(Passage):
════

For the following season the league was reorganised, with a Premier Division created above Division One and Division Two still divided into East and West sections.

| Season | Premier Division | Division One | Division Two East | Division Two West |
|---|---|---|---|---|
| 1929–30 | Metropolitan Police | Haywards Sports (Enfield) | Letchworth Town | Marlow |
| 1930–31 | Haywards Sports (Enfield) | Windsor & Eton | Callender Athletic | Maidenhead United Reserves |
| 1931–32 | Maidenhead United | Callender Athletic | Bishop's Stortford | R.A.F.(Royal Air Force) Uxbridge |
| 1932–33 | Chesham United | Waterlows (Dunstable) | Hoxton Manor | Maidenhead United Reserves |
| 1933–34 | Maidenhead United | Apsley | Jurgens (Purfleet) | Henley Town |
| 1934–35 | Hitchin Town | Jurgens (Purfleet) | Lea Bridge Gas | Pinner |
| 1935–36 | Waterlows (Dunstable) | Hoddesdon Town | Letchworth Town Reserves | Hazells (Aylesbury) |
| 1936–37 | Metropolitan Police | Henley Town | Saffron Walden Town | Wendover |
| 1937–38 | Waterlows (Dunstable) | Marlow | R.A.F.(Royal Air Force) Henlow | Pinner |
| 1938–39 | Metropolitan Police | Aylesbury United | Ford Sports (Dagenham) | Harrow Town |

In the 1945–46 season the league had three divisions.

════

(Saved entries):
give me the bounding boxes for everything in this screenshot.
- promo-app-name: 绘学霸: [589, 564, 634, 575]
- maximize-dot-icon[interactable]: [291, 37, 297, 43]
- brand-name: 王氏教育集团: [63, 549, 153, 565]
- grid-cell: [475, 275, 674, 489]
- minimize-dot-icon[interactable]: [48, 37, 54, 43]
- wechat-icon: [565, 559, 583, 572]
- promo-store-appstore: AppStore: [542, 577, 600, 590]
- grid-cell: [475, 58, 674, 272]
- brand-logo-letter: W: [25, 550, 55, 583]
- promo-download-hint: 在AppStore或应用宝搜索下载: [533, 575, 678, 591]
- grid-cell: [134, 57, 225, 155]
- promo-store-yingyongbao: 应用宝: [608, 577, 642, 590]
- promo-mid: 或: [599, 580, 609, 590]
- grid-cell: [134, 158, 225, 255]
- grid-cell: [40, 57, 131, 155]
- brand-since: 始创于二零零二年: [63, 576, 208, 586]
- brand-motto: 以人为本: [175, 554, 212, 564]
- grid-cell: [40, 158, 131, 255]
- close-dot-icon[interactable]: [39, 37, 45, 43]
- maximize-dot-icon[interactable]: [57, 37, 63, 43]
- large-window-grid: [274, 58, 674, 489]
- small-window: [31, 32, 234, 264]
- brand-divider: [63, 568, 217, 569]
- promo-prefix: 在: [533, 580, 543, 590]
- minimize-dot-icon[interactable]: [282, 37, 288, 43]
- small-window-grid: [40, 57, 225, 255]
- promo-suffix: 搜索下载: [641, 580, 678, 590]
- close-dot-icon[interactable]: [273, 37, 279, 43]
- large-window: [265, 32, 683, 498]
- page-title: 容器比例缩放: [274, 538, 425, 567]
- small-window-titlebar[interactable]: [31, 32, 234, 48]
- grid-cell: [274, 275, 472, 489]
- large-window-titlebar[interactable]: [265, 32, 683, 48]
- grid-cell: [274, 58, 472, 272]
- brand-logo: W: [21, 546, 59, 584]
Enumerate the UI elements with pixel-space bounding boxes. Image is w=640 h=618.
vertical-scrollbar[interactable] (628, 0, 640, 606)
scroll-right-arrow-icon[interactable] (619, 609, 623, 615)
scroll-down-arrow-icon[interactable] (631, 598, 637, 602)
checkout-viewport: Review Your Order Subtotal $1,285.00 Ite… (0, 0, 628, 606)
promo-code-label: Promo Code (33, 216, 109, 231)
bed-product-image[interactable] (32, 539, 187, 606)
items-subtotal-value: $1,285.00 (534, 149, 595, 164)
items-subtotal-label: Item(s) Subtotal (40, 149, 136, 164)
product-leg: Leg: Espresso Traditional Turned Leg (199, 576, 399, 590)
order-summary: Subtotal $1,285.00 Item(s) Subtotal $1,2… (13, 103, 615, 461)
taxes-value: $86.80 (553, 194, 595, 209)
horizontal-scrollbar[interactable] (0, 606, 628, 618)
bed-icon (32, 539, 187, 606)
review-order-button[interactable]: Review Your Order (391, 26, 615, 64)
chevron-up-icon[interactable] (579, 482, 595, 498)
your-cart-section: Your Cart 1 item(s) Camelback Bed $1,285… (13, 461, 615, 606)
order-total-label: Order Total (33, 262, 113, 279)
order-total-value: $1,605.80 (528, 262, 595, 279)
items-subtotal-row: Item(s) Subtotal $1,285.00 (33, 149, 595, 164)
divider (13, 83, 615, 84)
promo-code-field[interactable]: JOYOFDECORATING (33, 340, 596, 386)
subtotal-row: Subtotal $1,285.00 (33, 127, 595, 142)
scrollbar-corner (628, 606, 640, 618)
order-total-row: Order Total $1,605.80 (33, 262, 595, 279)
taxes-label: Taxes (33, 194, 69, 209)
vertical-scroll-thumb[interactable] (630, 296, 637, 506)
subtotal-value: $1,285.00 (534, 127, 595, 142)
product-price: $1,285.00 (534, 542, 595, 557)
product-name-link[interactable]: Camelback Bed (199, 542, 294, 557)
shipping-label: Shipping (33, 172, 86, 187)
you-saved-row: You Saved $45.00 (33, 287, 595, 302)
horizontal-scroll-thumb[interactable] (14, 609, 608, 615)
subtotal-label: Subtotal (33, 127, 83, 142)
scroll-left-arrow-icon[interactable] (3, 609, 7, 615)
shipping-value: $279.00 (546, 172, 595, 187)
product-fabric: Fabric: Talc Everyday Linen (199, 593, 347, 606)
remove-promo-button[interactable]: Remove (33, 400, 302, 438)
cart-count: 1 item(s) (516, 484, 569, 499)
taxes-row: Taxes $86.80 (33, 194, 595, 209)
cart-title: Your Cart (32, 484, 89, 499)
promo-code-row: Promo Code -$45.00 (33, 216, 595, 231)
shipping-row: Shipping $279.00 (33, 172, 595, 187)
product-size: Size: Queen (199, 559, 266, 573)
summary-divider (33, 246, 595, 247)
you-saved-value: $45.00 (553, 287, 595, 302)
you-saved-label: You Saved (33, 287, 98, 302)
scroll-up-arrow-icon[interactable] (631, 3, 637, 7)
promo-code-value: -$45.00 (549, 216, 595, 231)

════

(Required tasks):
**1.** In the passage on the league's divisions, which club won Division Two West in 1934–35?
**2.** Please continue the passage on the league's divisions from where it stops.

(Written responses):
**1.** Pinner

**2.**
| Season | Eastern Division | Central Division | Western Division |
|---|---|---|---|
| 1945–46 | Cambridge Town | Metropolitan Police | Hounslow |

For the 1946–47 season, the league reverted to a single division.

| Season | Champions |
|---|---|
| 1946–47 | Metropolitan Police |
| 1947–48 | Cambridge Town |
| 1948–49 | Cambridge Town |
| 1949–50 | Briggs Sports |
| 1950–51 | Yiewsley |
| 1951–52 | Briggs Sports |
| 1952–53 | Ware |
| 1953–54 | Metropolitan Police |
| 1954–55 | Metropolitan Police |
| 1955–56 | Briggs Sports |
| 1956–57 | Briggs Sports |
| 1957–58 | Briggs Sports |
| 1958–59 | Briggs Sports |
| 1959–60 | Staines Town |
| 1960–61 | Vauxhall Motors |
| 1961–62 | Petters Sports |
| 1962–63 | Cheshunt |
| 1963–64 | Croydon Amateurs |
| 1964–65 | Hampton |
| 1965–66 | Hampton |
| 1966–67 | Hampton |
| 1967–68 | Tring Town |
| 1968–69 | Vauxhall Motors |
| 1969–70 | Hampton |
| 1970–71 | Hoddesdon Town |
| 1971–72 | Egham Town |
| 1972–73 | Farnborough Town |
| 1973–74 | Farnborough Town |
| 1974–75 | Farnborough Town |

In 1975 the Spartan League merged with the Metropolitan-London League to form the London Spartan League.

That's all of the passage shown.